↓↓↓
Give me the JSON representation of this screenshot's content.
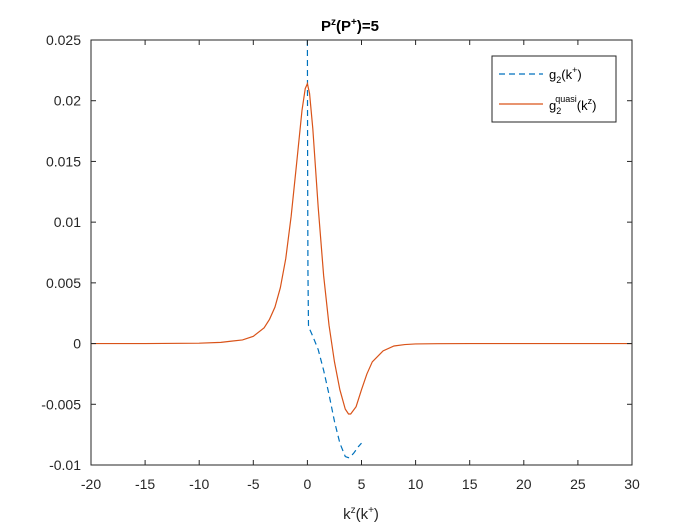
{
  "chart_data": {
    "type": "line",
    "title": {
      "base": "P",
      "base_sup": "z",
      "paren": "P",
      "paren_sup": "+",
      "suffix": "=5"
    },
    "xlabel": {
      "base": "k",
      "base_sup": "z",
      "paren": "k",
      "paren_sup": "+"
    },
    "ylabel": "",
    "xlim": [
      -20,
      30
    ],
    "ylim": [
      -0.01,
      0.025
    ],
    "xticks": [
      -20,
      -15,
      -10,
      -5,
      0,
      5,
      10,
      15,
      20,
      25,
      30
    ],
    "xtick_labels": [
      "-20",
      "-15",
      "-10",
      "-5",
      "0",
      "5",
      "10",
      "15",
      "20",
      "25",
      "30"
    ],
    "yticks": [
      -0.01,
      -0.005,
      0,
      0.005,
      0.01,
      0.015,
      0.02,
      0.025
    ],
    "ytick_labels": [
      "-0.01",
      "-0.005",
      "0",
      "0.005",
      "0.01",
      "0.015",
      "0.02",
      "0.025"
    ],
    "grid": false,
    "legend_position": "top-right",
    "series": [
      {
        "name": "g2(k+)",
        "legend": {
          "base": "g",
          "sub": "2",
          "sup": "",
          "paren": "k",
          "paren_sup": "+"
        },
        "color": "#0072BD",
        "style": "dashed",
        "x": [
          0.0,
          0.02,
          0.05,
          0.1,
          0.2,
          0.3,
          0.5,
          1.0,
          1.5,
          2.0,
          2.5,
          3.0,
          3.5,
          3.8,
          4.0,
          4.3,
          4.7,
          5.0
        ],
        "y": [
          0.025,
          0.015,
          0.006,
          0.0015,
          0.0012,
          0.001,
          0.0006,
          -0.0005,
          -0.0022,
          -0.0042,
          -0.0064,
          -0.0082,
          -0.0093,
          -0.0094,
          -0.0093,
          -0.009,
          -0.0085,
          -0.0082
        ]
      },
      {
        "name": "g2quasi(kz)",
        "legend": {
          "base": "g",
          "sub": "2",
          "sup": "quasi",
          "paren": "k",
          "paren_sup": "z"
        },
        "color": "#D95319",
        "style": "solid",
        "x": [
          -20,
          -15,
          -10,
          -8,
          -7,
          -6,
          -5,
          -4,
          -3.5,
          -3,
          -2.5,
          -2,
          -1.5,
          -1,
          -0.5,
          -0.2,
          0.0,
          0.2,
          0.5,
          1.0,
          1.5,
          2.0,
          2.5,
          3.0,
          3.5,
          3.8,
          4.0,
          4.5,
          5.0,
          5.5,
          6.0,
          7.0,
          8.0,
          9.0,
          10.0,
          12.0,
          15.0,
          20.0,
          25.0,
          30.0
        ],
        "y": [
          0.0,
          0.0,
          3e-05,
          0.0001,
          0.0002,
          0.0003,
          0.0006,
          0.0013,
          0.002,
          0.003,
          0.0046,
          0.007,
          0.0105,
          0.0148,
          0.0192,
          0.021,
          0.0214,
          0.0206,
          0.0177,
          0.0112,
          0.0056,
          0.0015,
          -0.0015,
          -0.0038,
          -0.0054,
          -0.0058,
          -0.0058,
          -0.0052,
          -0.0038,
          -0.0025,
          -0.0015,
          -0.0006,
          -0.0002,
          -8e-05,
          -3e-05,
          -1e-05,
          0.0,
          0.0,
          0.0,
          0.0
        ]
      }
    ]
  }
}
↑↑↑
_Given request_
Restate the data above word for word. Skip every picture.

_Task answer_
Give me the JSON representation of this screenshot's content.
{
  "chart_data": {
    "type": "line",
    "title": {
      "base": "P",
      "base_sup": "z",
      "paren": "P",
      "paren_sup": "+",
      "suffix": "=5"
    },
    "xlabel": {
      "base": "k",
      "base_sup": "z",
      "paren": "k",
      "paren_sup": "+"
    },
    "ylabel": "",
    "xlim": [
      -20,
      30
    ],
    "ylim": [
      -0.01,
      0.025
    ],
    "xticks": [
      -20,
      -15,
      -10,
      -5,
      0,
      5,
      10,
      15,
      20,
      25,
      30
    ],
    "xtick_labels": [
      "-20",
      "-15",
      "-10",
      "-5",
      "0",
      "5",
      "10",
      "15",
      "20",
      "25",
      "30"
    ],
    "yticks": [
      -0.01,
      -0.005,
      0,
      0.005,
      0.01,
      0.015,
      0.02,
      0.025
    ],
    "ytick_labels": [
      "-0.01",
      "-0.005",
      "0",
      "0.005",
      "0.01",
      "0.015",
      "0.02",
      "0.025"
    ],
    "grid": false,
    "legend_position": "top-right",
    "series": [
      {
        "name": "g2(k+)",
        "legend": {
          "base": "g",
          "sub": "2",
          "sup": "",
          "paren": "k",
          "paren_sup": "+"
        },
        "color": "#0072BD",
        "style": "dashed",
        "x": [
          0.0,
          0.02,
          0.05,
          0.1,
          0.2,
          0.3,
          0.5,
          1.0,
          1.5,
          2.0,
          2.5,
          3.0,
          3.5,
          3.8,
          4.0,
          4.3,
          4.7,
          5.0
        ],
        "y": [
          0.025,
          0.015,
          0.006,
          0.0015,
          0.0012,
          0.001,
          0.0006,
          -0.0005,
          -0.0022,
          -0.0042,
          -0.0064,
          -0.0082,
          -0.0093,
          -0.0094,
          -0.0093,
          -0.009,
          -0.0085,
          -0.0082
        ]
      },
      {
        "name": "g2quasi(kz)",
        "legend": {
          "base": "g",
          "sub": "2",
          "sup": "quasi",
          "paren": "k",
          "paren_sup": "z"
        },
        "color": "#D95319",
        "style": "solid",
        "x": [
          -20,
          -15,
          -10,
          -8,
          -7,
          -6,
          -5,
          -4,
          -3.5,
          -3,
          -2.5,
          -2,
          -1.5,
          -1,
          -0.5,
          -0.2,
          0.0,
          0.2,
          0.5,
          1.0,
          1.5,
          2.0,
          2.5,
          3.0,
          3.5,
          3.8,
          4.0,
          4.5,
          5.0,
          5.5,
          6.0,
          7.0,
          8.0,
          9.0,
          10.0,
          12.0,
          15.0,
          20.0,
          25.0,
          30.0
        ],
        "y": [
          0.0,
          0.0,
          3e-05,
          0.0001,
          0.0002,
          0.0003,
          0.0006,
          0.0013,
          0.002,
          0.003,
          0.0046,
          0.007,
          0.0105,
          0.0148,
          0.0192,
          0.021,
          0.0214,
          0.0206,
          0.0177,
          0.0112,
          0.0056,
          0.0015,
          -0.0015,
          -0.0038,
          -0.0054,
          -0.0058,
          -0.0058,
          -0.0052,
          -0.0038,
          -0.0025,
          -0.0015,
          -0.0006,
          -0.0002,
          -8e-05,
          -3e-05,
          -1e-05,
          0.0,
          0.0,
          0.0,
          0.0
        ]
      }
    ]
  }
}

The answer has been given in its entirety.